Your task:
Copy the material that follows word for word and omit its pictures.

Given records:

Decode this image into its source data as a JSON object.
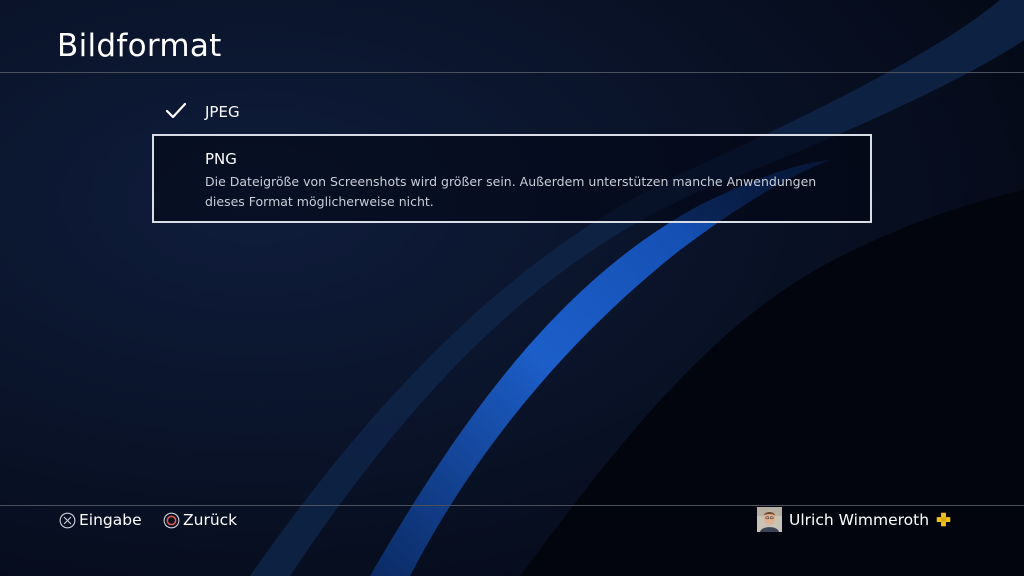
{
  "page": {
    "title": "Bildformat"
  },
  "options": [
    {
      "label": "JPEG",
      "selected": true,
      "icon": "checkmark-icon"
    },
    {
      "label": "PNG",
      "focused": true,
      "description": "Die Dateigröße von Screenshots wird größer sein. Außerdem unterstützen manche Anwendungen dieses Format möglicherweise nicht."
    }
  ],
  "footer": {
    "enter_label": "Eingabe",
    "enter_icon": "cross-button-icon",
    "back_label": "Zurück",
    "back_icon": "circle-button-icon"
  },
  "user": {
    "name": "Ulrich Wimmeroth",
    "avatar_icon": "user-avatar",
    "plus_icon": "playstation-plus-icon"
  },
  "colors": {
    "background": "#050a18",
    "wave_accent": "#1c5ec9",
    "focus_border": "#d8dde6",
    "text": "#ffffff",
    "secondary_text": "#c9cdd6",
    "plus_badge": "#f3c21a",
    "circle_button": "#e85a4a"
  }
}
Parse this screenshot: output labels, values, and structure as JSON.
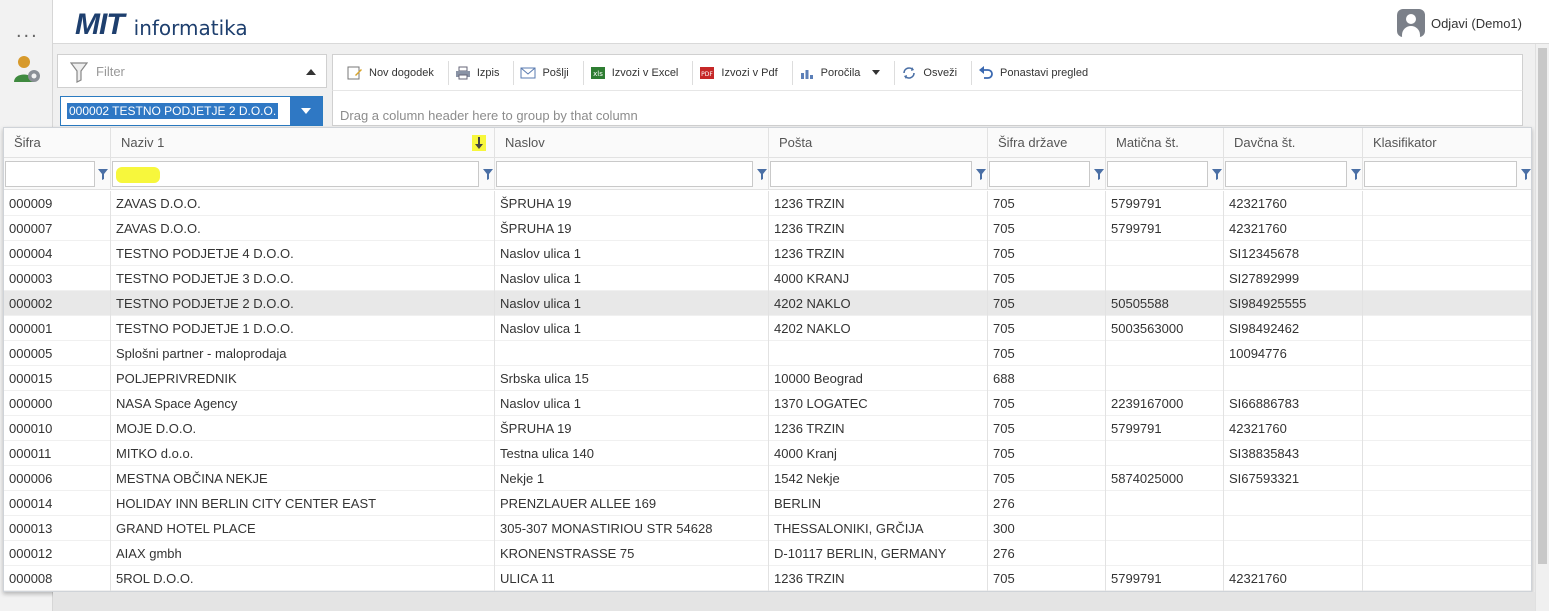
{
  "app": {
    "logo_mark": "MIT",
    "logo_text": "informatika",
    "menu_dots": "...",
    "menu_dots_icon": "ellipsis-icon",
    "user_settings_icon": "user-gear-icon"
  },
  "user": {
    "logout_label": "Odjavi (Demo1)",
    "avatar_icon": "user-avatar-icon"
  },
  "filter": {
    "label": "Filter",
    "icon": "funnel-icon",
    "selected_partner": "000002 TESTNO PODJETJE 2 D.O.O."
  },
  "toolbar": {
    "items": [
      {
        "label": "Nov dogodek",
        "icon": "new-event-icon"
      },
      {
        "label": "Izpis",
        "icon": "printer-icon"
      },
      {
        "label": "Pošlji",
        "icon": "envelope-icon"
      },
      {
        "label": "Izvozi v Excel",
        "icon": "excel-icon"
      },
      {
        "label": "Izvozi v Pdf",
        "icon": "pdf-icon"
      },
      {
        "label": "Poročila",
        "icon": "bar-chart-icon"
      },
      {
        "label": "Osveži",
        "icon": "refresh-icon"
      },
      {
        "label": "Ponastavi pregled",
        "icon": "undo-icon"
      }
    ]
  },
  "group_bar": {
    "placeholder": "Drag a column header here to group by that column"
  },
  "grid": {
    "columns": [
      "Šifra",
      "Naziv 1",
      "Naslov",
      "Pošta",
      "Šifra države",
      "Matična št.",
      "Davčna št.",
      "Klasifikator"
    ],
    "sorted_column": "Naziv 1",
    "selected_row": 4,
    "rows": [
      [
        "000009",
        "ZAVAS D.O.O.",
        "ŠPRUHA 19",
        "1236 TRZIN",
        "705",
        "5799791",
        "42321760",
        ""
      ],
      [
        "000007",
        "ZAVAS D.O.O.",
        "ŠPRUHA 19",
        "1236 TRZIN",
        "705",
        "5799791",
        "42321760",
        ""
      ],
      [
        "000004",
        "TESTNO PODJETJE 4 D.O.O.",
        "Naslov ulica 1",
        "1236 TRZIN",
        "705",
        "",
        "SI12345678",
        ""
      ],
      [
        "000003",
        "TESTNO PODJETJE 3 D.O.O.",
        "Naslov ulica 1",
        "4000 KRANJ",
        "705",
        "",
        "SI27892999",
        ""
      ],
      [
        "000002",
        "TESTNO PODJETJE 2 D.O.O.",
        "Naslov ulica 1",
        "4202 NAKLO",
        "705",
        "50505588",
        "SI984925555",
        ""
      ],
      [
        "000001",
        "TESTNO PODJETJE 1 D.O.O.",
        "Naslov ulica 1",
        "4202 NAKLO",
        "705",
        "5003563000",
        "SI98492462",
        ""
      ],
      [
        "000005",
        "Splošni partner - maloprodaja",
        "",
        "",
        "705",
        "",
        "10094776",
        ""
      ],
      [
        "000015",
        "POLJEPRIVREDNIK",
        "Srbska ulica 15",
        "10000 Beograd",
        "688",
        "",
        "",
        ""
      ],
      [
        "000000",
        "NASA Space Agency",
        "Naslov ulica 1",
        "1370 LOGATEC",
        "705",
        "2239167000",
        "SI66886783",
        ""
      ],
      [
        "000010",
        "MOJE D.O.O.",
        "ŠPRUHA 19",
        "1236 TRZIN",
        "705",
        "5799791",
        "42321760",
        ""
      ],
      [
        "000011",
        "MITKO d.o.o.",
        "Testna ulica 140",
        "4000 Kranj",
        "705",
        "",
        "SI38835843",
        ""
      ],
      [
        "000006",
        "MESTNA OBČINA NEKJE",
        "Nekje 1",
        "1542 Nekje",
        "705",
        "5874025000",
        "SI67593321",
        ""
      ],
      [
        "000014",
        "HOLIDAY INN BERLIN CITY CENTER EAST",
        "PRENZLAUER ALLEE 169",
        "BERLIN",
        "276",
        "",
        "",
        ""
      ],
      [
        "000013",
        "GRAND HOTEL PLACE",
        "305-307 MONASTIRIOU STR 54628",
        "THESSALONIKI, GRČIJA",
        "300",
        "",
        "",
        ""
      ],
      [
        "000012",
        "AIAX gmbh",
        "KRONENSTRASSE 75",
        "D-10117 BERLIN, GERMANY",
        "276",
        "",
        "",
        ""
      ],
      [
        "000008",
        "5ROL D.O.O.",
        "ULICA 11",
        "1236 TRZIN",
        "705",
        "5799791",
        "42321760",
        ""
      ]
    ]
  }
}
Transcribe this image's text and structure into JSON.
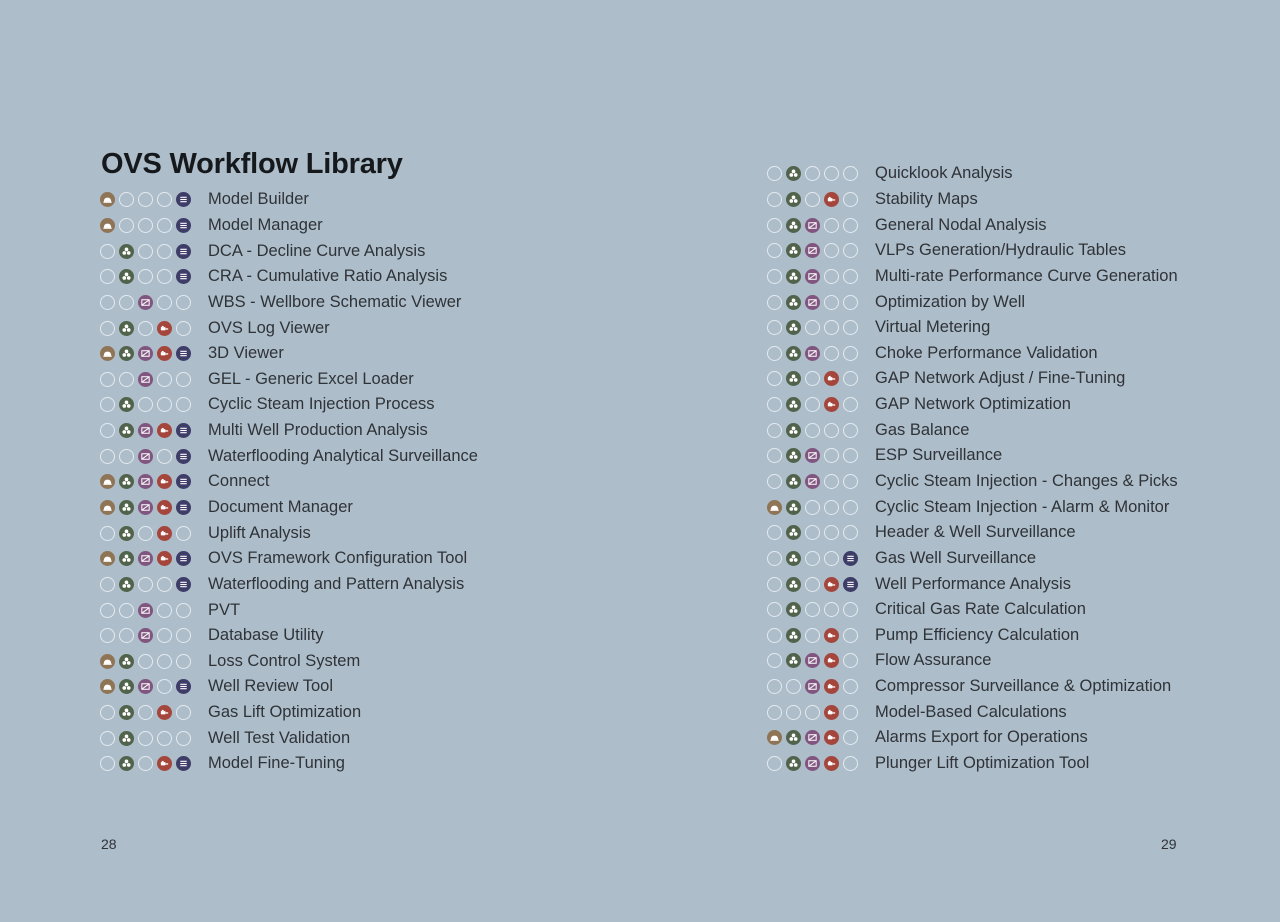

Problem solution:
Decode this image into its source data as a JSON object.
{
  "page": {
    "title": "Bildformat"
  },
  "options": [
    {
      "label": "JPEG",
      "selected": true,
      "icon": "checkmark-icon"
    },
    {
      "label": "PNG",
      "focused": true,
      "description": "Die Dateigröße von Screenshots wird größer sein. Außerdem unterstützen manche Anwendungen dieses Format möglicherweise nicht."
    }
  ],
  "footer": {
    "enter_label": "Eingabe",
    "enter_icon": "cross-button-icon",
    "back_label": "Zurück",
    "back_icon": "circle-button-icon"
  },
  "user": {
    "name": "Ulrich Wimmeroth",
    "avatar_icon": "user-avatar",
    "plus_icon": "playstation-plus-icon"
  },
  "colors": {
    "background": "#050a18",
    "wave_accent": "#1c5ec9",
    "focus_border": "#d8dde6",
    "text": "#ffffff",
    "secondary_text": "#c9cdd6",
    "plus_badge": "#f3c21a",
    "circle_button": "#e85a4a"
  }
}
Parse this screenshot: output labels, values, and structure as JSON.
{
  "app": {
    "logo_mark": "MIT",
    "logo_text": "informatika",
    "menu_dots": "...",
    "menu_dots_icon": "ellipsis-icon",
    "user_settings_icon": "user-gear-icon"
  },
  "user": {
    "logout_label": "Odjavi (Demo1)",
    "avatar_icon": "user-avatar-icon"
  },
  "filter": {
    "label": "Filter",
    "icon": "funnel-icon",
    "selected_partner": "000002 TESTNO PODJETJE 2 D.O.O."
  },
  "toolbar": {
    "items": [
      {
        "label": "Nov dogodek",
        "icon": "new-event-icon"
      },
      {
        "label": "Izpis",
        "icon": "printer-icon"
      },
      {
        "label": "Pošlji",
        "icon": "envelope-icon"
      },
      {
        "label": "Izvozi v Excel",
        "icon": "excel-icon"
      },
      {
        "label": "Izvozi v Pdf",
        "icon": "pdf-icon"
      },
      {
        "label": "Poročila",
        "icon": "bar-chart-icon"
      },
      {
        "label": "Osveži",
        "icon": "refresh-icon"
      },
      {
        "label": "Ponastavi pregled",
        "icon": "undo-icon"
      }
    ]
  },
  "group_bar": {
    "placeholder": "Drag a column header here to group by that column"
  },
  "grid": {
    "columns": [
      "Šifra",
      "Naziv 1",
      "Naslov",
      "Pošta",
      "Šifra države",
      "Matična št.",
      "Davčna št.",
      "Klasifikator"
    ],
    "sorted_column": "Naziv 1",
    "selected_row": 4,
    "rows": [
      [
        "000009",
        "ZAVAS D.O.O.",
        "ŠPRUHA 19",
        "1236 TRZIN",
        "705",
        "5799791",
        "42321760",
        ""
      ],
      [
        "000007",
        "ZAVAS D.O.O.",
        "ŠPRUHA 19",
        "1236 TRZIN",
        "705",
        "5799791",
        "42321760",
        ""
      ],
      [
        "000004",
        "TESTNO PODJETJE 4 D.O.O.",
        "Naslov ulica 1",
        "1236 TRZIN",
        "705",
        "",
        "SI12345678",
        ""
      ],
      [
        "000003",
        "TESTNO PODJETJE 3 D.O.O.",
        "Naslov ulica 1",
        "4000 KRANJ",
        "705",
        "",
        "SI27892999",
        ""
      ],
      [
        "000002",
        "TESTNO PODJETJE 2 D.O.O.",
        "Naslov ulica 1",
        "4202 NAKLO",
        "705",
        "50505588",
        "SI984925555",
        ""
      ],
      [
        "000001",
        "TESTNO PODJETJE 1 D.O.O.",
        "Naslov ulica 1",
        "4202 NAKLO",
        "705",
        "5003563000",
        "SI98492462",
        ""
      ],
      [
        "000005",
        "Splošni partner - maloprodaja",
        "",
        "",
        "705",
        "",
        "10094776",
        ""
      ],
      [
        "000015",
        "POLJEPRIVREDNIK",
        "Srbska ulica 15",
        "10000 Beograd",
        "688",
        "",
        "",
        ""
      ],
      [
        "000000",
        "NASA Space Agency",
        "Naslov ulica 1",
        "1370 LOGATEC",
        "705",
        "2239167000",
        "SI66886783",
        ""
      ],
      [
        "000010",
        "MOJE D.O.O.",
        "ŠPRUHA 19",
        "1236 TRZIN",
        "705",
        "5799791",
        "42321760",
        ""
      ],
      [
        "000011",
        "MITKO d.o.o.",
        "Testna ulica 140",
        "4000 Kranj",
        "705",
        "",
        "SI38835843",
        ""
      ],
      [
        "000006",
        "MESTNA OBČINA NEKJE",
        "Nekje 1",
        "1542 Nekje",
        "705",
        "5874025000",
        "SI67593321",
        ""
      ],
      [
        "000014",
        "HOLIDAY INN BERLIN CITY CENTER EAST",
        "PRENZLAUER ALLEE 169",
        "BERLIN",
        "276",
        "",
        "",
        ""
      ],
      [
        "000013",
        "GRAND HOTEL PLACE",
        "305-307 MONASTIRIOU STR 54628",
        "THESSALONIKI, GRČIJA",
        "300",
        "",
        "",
        ""
      ],
      [
        "000012",
        "AIAX gmbh",
        "KRONENSTRASSE 75",
        "D-10117 BERLIN, GERMANY",
        "276",
        "",
        "",
        ""
      ],
      [
        "000008",
        "5ROL D.O.O.",
        "ULICA 11",
        "1236 TRZIN",
        "705",
        "5799791",
        "42321760",
        ""
      ]
    ]
  }
}
Transcribe this image's text and structure into JSON.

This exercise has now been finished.